DIRECTIVE:
Extract every line that includes the string "this".

[Dataset items]
· · ·
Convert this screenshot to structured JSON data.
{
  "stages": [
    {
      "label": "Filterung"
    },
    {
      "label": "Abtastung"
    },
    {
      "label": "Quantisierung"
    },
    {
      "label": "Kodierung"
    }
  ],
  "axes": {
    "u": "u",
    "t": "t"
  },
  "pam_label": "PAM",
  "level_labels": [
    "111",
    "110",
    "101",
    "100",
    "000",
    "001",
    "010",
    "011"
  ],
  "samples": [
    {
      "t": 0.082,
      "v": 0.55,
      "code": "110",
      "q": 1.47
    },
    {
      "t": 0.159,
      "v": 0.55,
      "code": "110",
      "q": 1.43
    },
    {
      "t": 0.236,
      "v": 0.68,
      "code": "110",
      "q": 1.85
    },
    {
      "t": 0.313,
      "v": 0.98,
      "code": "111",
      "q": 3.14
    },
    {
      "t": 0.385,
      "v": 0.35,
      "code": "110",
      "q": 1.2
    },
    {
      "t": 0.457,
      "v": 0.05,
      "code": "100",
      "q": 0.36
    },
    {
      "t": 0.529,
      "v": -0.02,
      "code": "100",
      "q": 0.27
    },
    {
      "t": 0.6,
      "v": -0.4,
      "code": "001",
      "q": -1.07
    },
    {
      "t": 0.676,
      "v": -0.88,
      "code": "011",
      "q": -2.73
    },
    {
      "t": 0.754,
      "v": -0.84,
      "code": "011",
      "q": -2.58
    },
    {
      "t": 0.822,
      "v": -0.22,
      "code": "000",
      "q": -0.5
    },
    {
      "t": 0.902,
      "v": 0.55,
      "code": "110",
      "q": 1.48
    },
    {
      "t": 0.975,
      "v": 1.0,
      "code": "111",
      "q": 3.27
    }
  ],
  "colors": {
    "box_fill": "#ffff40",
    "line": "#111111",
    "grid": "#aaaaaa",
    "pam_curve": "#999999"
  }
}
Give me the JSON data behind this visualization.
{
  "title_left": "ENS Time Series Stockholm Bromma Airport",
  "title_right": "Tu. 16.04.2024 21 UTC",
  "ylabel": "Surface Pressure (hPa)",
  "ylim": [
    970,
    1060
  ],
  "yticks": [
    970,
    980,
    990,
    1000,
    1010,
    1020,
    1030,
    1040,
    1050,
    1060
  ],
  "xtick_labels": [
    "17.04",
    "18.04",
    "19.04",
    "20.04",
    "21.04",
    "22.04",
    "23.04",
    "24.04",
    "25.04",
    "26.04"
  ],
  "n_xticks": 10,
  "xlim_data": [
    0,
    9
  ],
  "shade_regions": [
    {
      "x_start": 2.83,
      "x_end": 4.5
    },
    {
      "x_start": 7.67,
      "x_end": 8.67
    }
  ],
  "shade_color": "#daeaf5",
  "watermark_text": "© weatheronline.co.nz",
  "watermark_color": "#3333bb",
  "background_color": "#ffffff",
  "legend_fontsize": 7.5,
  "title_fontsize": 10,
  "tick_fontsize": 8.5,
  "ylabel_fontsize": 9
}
· · ·
TASK ANSWER:
Convert this screenshot to structured JSON data.
Give me the JSON data behind this visualization.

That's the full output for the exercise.